Stated task
Report all lines holding "Anonimă".

------ Recorded data

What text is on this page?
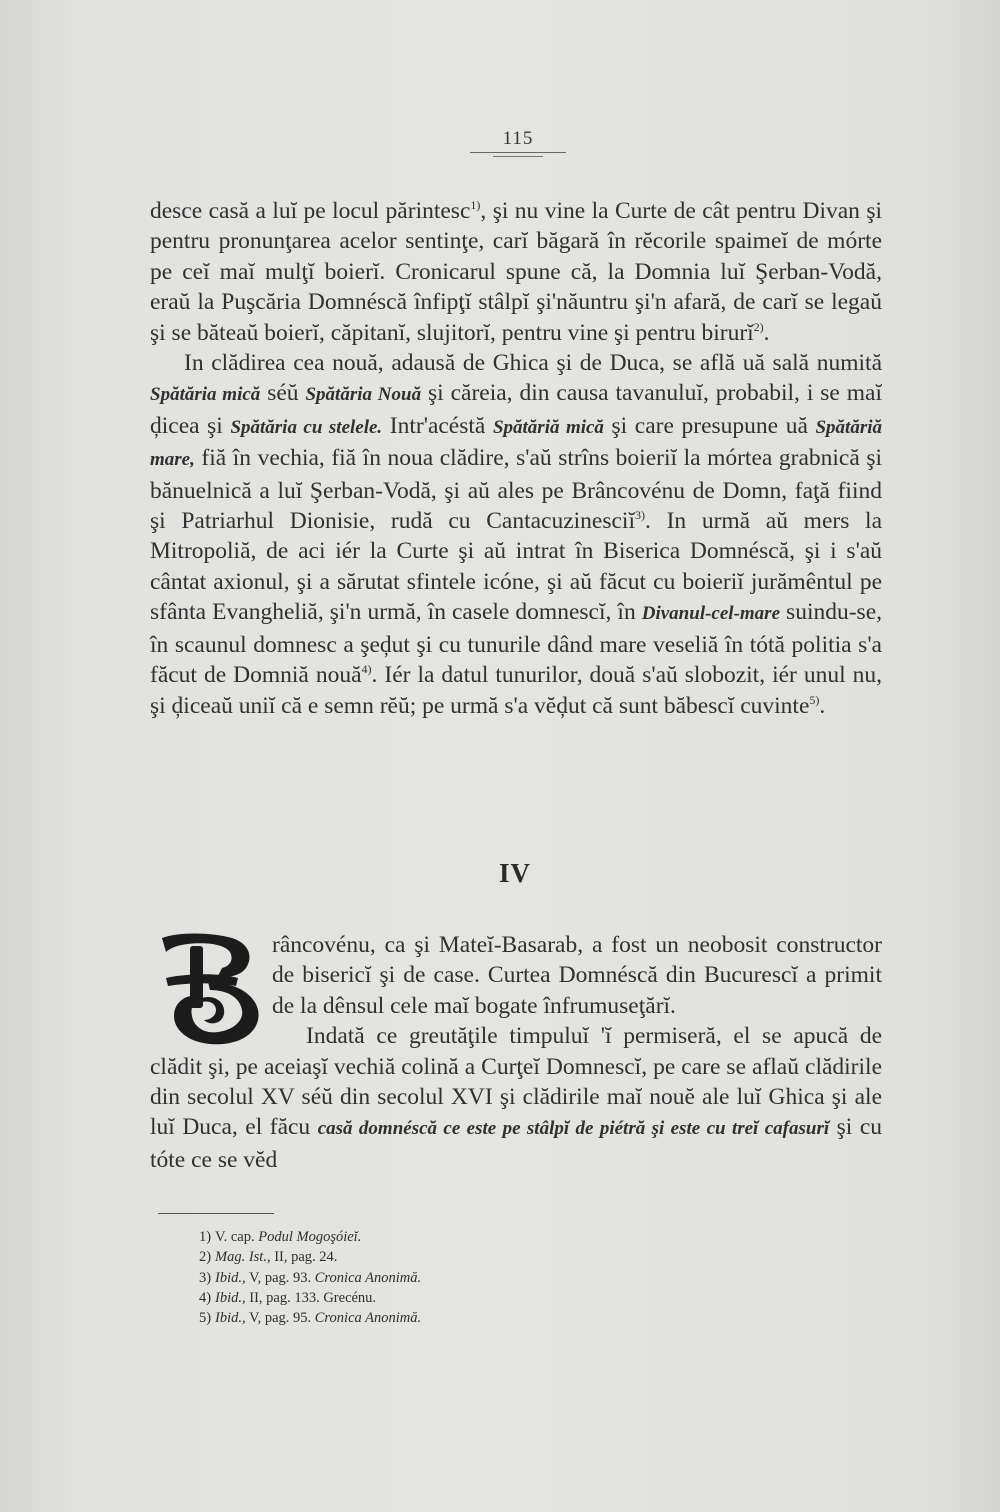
115

desce casă a luĭ pe locul părintesc$^{1)}$, şi nu vine la Curte de cât pentru Divan şi pentru pronunţarea acelor sentinţe, carĭ băgară în rĕcorile spaimeĭ de mórte pe ceĭ maĭ mulţĭ boierĭ. Cronicarul spune că, la Domnia luĭ Şerban-Vodă, eraŭ la Puşcăria Domnéscă înfipţĭ stâlpĭ şi'năuntru şi'n afară, de carĭ se legaŭ şi se băteaŭ boierĭ, căpitanĭ, slujitorĭ, pentru vine şi pentru birurĭ$^{2)}$.

In clădirea cea nouă, adausă de Ghica şi de Duca, se află uă sală numită Spătăria mică séŭ Spătăria Nouă şi căreia, din causa tavanuluĭ, probabil, i se maĭ ḑicea şi Spătăria cu stelele. Intr'acéstă Spătăriă mică şi care presupune uă Spătăriă mare, fiă în vechia, fiă în noua clădire, s'aŭ strîns boieriĭ la mórtea grabnică şi bănuelnică a luĭ Şerban-Vodă, şi aŭ ales pe Brâncovénu de Domn, faţă fiind şi Patriarhul Dionisie, rudă cu Cantacuzinesciĭ$^{3)}$. In urmă aŭ mers la Mitropoliă, de aci iér la Curte şi aŭ intrat în Biserica Domnéscă, şi i s'aŭ cântat axionul, şi a sărutat sfintele icóne, şi aŭ făcut cu boieriĭ jurămêntul pe sfânta Evangheliă, şi'n urmă, în casele domnescĭ, în Divanul-cel-mare suindu-se, în scaunul domnesc a şeḑut şi cu tunurile dând mare veseliă în tótă politia s'a făcut de Domniă nouă$^{4)}$. Iér la datul tunurilor, două s'aŭ slobozit, iér unul nu, şi ḑiceaŭ uniĭ că e semn rĕŭ; pe urmă s'a vĕḑut că sunt băbescĭ cuvinte$^{5)}$.

IV

râncovénu, ca şi Mateĭ-Basarab, a fost un neobosit constructor de bisericĭ şi de case. Curtea Domnéscă din Bucurescĭ a primit de la dênsul cele maĭ bogate înfrumuseţărĭ.

Indată ce greutăţile timpuluĭ 'ĭ permiseră, el se apucă de clădit şi, pe aceiaşĭ vechiă colină a Curţeĭ Domnescĭ, pe care se aflaŭ clădirile din secolul XV séŭ din secolul XVI şi clădirile maĭ nouĕ ale luĭ Ghica şi ale luĭ Duca, el făcu casă domnéscă ce este pe stâlpĭ de piétră şi este cu treĭ cafasurĭ şi cu tóte ce se vĕd

1) V. cap. Podul Mogoşóieĭ.
2) Mag. Ist., II, pag. 24.
3) Ibid., V, pag. 93. Cronica Anonimă.
4) Ibid., II, pag. 133. Grecénu.
5) Ibid., V, pag. 95. Cronica Anonimă.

------------

Completed task
3) Ibid., V, pag. 93. Cronica Anonimă.
5) Ibid., V, pag. 95. Cronica Anonimă.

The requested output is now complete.